**Problem:** Looking at the listing beneath, work out how many lines hold "JSON" and report only that figure.

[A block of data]
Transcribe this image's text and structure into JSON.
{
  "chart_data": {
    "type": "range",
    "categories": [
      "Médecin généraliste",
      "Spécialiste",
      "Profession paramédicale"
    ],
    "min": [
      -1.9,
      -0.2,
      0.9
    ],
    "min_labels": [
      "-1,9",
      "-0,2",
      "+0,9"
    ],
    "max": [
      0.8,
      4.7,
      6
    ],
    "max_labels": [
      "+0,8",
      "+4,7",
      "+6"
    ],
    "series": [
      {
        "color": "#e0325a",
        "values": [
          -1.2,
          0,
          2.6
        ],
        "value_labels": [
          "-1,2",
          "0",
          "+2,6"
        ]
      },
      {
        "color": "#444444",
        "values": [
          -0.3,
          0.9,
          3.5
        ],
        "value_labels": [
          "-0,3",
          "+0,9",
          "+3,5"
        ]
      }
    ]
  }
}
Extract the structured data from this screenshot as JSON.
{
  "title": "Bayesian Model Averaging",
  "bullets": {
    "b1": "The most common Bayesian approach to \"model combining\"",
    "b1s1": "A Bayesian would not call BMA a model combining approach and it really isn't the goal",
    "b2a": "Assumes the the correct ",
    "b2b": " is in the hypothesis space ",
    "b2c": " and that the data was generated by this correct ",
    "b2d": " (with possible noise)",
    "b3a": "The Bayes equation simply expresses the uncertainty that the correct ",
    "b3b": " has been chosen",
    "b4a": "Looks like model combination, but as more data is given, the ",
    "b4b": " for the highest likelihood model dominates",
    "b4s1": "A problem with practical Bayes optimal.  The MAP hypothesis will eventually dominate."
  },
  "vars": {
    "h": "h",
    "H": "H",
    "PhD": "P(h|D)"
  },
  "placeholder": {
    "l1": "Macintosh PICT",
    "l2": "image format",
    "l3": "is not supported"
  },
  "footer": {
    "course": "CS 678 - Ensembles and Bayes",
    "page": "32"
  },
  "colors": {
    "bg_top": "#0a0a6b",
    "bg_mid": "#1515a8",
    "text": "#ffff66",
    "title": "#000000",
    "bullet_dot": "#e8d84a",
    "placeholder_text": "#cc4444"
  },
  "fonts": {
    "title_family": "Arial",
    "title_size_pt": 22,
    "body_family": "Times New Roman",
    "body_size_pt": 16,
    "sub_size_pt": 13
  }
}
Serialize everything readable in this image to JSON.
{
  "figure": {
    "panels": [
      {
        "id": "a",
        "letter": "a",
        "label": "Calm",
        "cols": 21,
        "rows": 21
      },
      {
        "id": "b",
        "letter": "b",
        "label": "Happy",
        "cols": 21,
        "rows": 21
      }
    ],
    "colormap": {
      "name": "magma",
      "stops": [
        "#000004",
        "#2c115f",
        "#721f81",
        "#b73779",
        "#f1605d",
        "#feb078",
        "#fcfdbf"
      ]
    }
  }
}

**Result of the exercise:** 3